● Texto de la página:
Naciste en un pueblo
pequeño, labriego, de gente pobre que
terminaba de vivir una cruenta guerra civil, una vergonzosa y despiadada guerra
entre hermanos. Huérfana de madre casi al nacer, viviste una infancia desgraciada.
Hambruna, carencias tan extremas como para comer cascaras de patatas en las
calles o robar unas bragas tendidas en un patio, o parte de un puchero de
garbanzos. Malos tratos y torturas continuos hasta que un día que permanecías
colgada por los pies del techo, con siete años, un vecino te vio por el ventanuco y dio parte a la
Benemérita. Te descolgaron de aquellas ataduras que te pendían como un
corderito que espera el matadero como única salvación. Amoratada y medio
inconsciente. Aquellas cinchas que tu propio padre utilizaba para pegarte o encadenarte
descargando sus frustración y su instinto animal contigo. La Guardia Civil te
llevó a un colegio de monjas donde te enseñaron a limpiar, sólo a limpiar,
coser y guisar. Eras hija de los pobres y los desheredados eran servidumbre. No
te enseñaron a leer ni a escribir. Creo que Dios se vengó de ellos haciendo que
parieses a una escritora. Tu primera hija. Una escritora, que hoy, madre, no
encuentra palabras, las palabras justas, la palabras adecuadas, las necesarias
para expresar el dolor de tu pérdida, porque te has ido sin saber demasiadas
cosas. Sin darte cuenta, sin comprender,
sin habitar el silencio de los que te queríamos. Maldita enfermedad, maldita
muerte, maldita vida que alinea, que deshereda a muchos para el beneficio de
otros. Maldita muerte que se te ha llevado sin avisar, sin darnos tiempo a una
despedida, a un adiós y un beso en tus mejillas. Sin dejarnos tomar tus manos o
cerrar tus ojos.

Extractos del conjunto de datos
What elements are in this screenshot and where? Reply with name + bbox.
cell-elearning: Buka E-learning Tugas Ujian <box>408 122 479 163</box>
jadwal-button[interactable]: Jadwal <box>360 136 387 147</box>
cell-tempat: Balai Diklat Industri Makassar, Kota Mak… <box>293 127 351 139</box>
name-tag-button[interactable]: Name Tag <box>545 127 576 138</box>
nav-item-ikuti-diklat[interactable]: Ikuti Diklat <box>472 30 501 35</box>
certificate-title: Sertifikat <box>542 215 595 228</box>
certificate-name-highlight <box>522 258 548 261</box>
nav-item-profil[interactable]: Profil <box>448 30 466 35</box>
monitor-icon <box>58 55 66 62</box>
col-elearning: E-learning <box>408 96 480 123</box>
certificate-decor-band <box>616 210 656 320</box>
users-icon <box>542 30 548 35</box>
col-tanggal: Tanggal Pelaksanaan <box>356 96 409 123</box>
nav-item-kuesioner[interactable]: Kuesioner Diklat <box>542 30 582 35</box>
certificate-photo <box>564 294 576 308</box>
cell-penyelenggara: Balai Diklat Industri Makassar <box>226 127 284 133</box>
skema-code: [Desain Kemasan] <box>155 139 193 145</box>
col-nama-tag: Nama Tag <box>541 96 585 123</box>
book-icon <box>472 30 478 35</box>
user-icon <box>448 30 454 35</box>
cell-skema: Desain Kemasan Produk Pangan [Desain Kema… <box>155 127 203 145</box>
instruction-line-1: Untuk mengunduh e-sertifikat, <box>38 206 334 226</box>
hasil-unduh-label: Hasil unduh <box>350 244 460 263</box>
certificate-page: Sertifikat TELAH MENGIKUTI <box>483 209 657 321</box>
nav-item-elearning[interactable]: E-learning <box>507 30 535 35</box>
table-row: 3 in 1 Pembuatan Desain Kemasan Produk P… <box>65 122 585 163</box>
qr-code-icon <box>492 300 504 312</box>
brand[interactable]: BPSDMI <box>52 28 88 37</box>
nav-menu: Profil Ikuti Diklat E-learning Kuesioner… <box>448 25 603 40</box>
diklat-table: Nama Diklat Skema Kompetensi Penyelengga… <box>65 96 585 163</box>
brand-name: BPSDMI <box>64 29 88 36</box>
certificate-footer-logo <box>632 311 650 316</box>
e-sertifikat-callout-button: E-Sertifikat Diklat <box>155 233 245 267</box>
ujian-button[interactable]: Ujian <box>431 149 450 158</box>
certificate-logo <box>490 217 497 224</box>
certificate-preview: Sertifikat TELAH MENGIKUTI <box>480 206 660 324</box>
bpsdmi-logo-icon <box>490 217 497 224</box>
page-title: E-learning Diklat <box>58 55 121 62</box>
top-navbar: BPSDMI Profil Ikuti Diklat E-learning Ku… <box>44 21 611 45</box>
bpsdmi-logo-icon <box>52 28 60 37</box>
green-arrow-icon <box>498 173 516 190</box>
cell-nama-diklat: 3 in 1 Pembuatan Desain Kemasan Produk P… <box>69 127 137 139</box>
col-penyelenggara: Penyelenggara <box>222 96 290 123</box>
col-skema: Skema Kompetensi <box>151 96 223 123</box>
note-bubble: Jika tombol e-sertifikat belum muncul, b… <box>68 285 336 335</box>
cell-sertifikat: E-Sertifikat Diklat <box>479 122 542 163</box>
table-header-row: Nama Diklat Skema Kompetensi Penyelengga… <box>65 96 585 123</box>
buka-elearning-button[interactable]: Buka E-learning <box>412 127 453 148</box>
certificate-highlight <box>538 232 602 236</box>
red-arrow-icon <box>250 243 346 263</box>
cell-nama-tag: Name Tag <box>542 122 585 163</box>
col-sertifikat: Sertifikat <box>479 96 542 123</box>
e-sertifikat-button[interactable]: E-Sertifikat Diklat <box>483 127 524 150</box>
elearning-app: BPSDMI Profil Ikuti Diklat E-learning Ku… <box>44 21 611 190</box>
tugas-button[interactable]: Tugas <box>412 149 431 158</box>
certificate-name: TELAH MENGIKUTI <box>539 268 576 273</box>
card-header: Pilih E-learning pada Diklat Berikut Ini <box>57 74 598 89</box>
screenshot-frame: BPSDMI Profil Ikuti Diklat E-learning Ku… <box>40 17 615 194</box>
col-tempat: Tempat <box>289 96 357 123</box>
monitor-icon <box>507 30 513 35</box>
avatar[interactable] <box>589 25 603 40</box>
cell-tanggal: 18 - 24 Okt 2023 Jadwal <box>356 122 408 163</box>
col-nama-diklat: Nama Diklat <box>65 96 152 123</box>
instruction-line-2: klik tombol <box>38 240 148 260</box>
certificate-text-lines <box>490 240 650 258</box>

● Lista de actividades:
#1 Copia literalmente el fragmento del texto sobre la madre que empieza en las palabras "Naciste en un" y termina después de "una infancia desgraciada.".
#2 Traduce al inglés esta oración del texto sobre la madre: "Huérfana de madre casi al nacer, viviste una infancia desgraciada."
#3 Prosigue el texto sobre la madre a partir de su última oración.

● Resultados de tareas:
#1
Naciste en un pueblo
pequeño, labriego, de gente pobre que
terminaba de vivir una cruenta guerra civil, una vergonzosa y despiadada guerra
entre hermanos. Huérfana de madre casi al nacer, viviste una infancia desgraciada.

#2 Motherless almost from birth, you lived an unhappy childhood.

#3
Te veré en la risa de los niños
que tanto te gustaba, en las telenovelas llenas de enredos y amores imposibles.
En el punto de aguja. Al lado de tu máquina de coser, tarde tras tarde, año tras año. En los estampados
de tus vestidos, en los colores vivos. En las plantas que no conseguías
conservar porque se marchitaban, pero que adorabas. En los cientos de cuadros que copan el pasillo
con fotos de mis hijas, mi marido, mis hermanas, mis sobrinos y cuñados. En las
pocas cosas que tenías de valor porque todo lo dabas. Te echaré en falta cuando
haga rosquillas de anís, pero te sentiré a mi lado, como cuando me diste el
punto aquel que me faltaba para saber hacer las lentejas, que siempre se me
quemaban o salían demasiado aguadas. Ahora soy una maestra haciéndolas. Te has
ido, pero has dejado un poco de ti en cada uno de nosotros. Sólo le pido a Dios
que te arrope y que no sientas más dolor. Que te dé alas para volar. Que haga
que sientas la libertad, porque siempre fuiste un espíritu libre encerrado en
una vida y un tiempo que no mereciste. ¡Hasta siempre, mamá!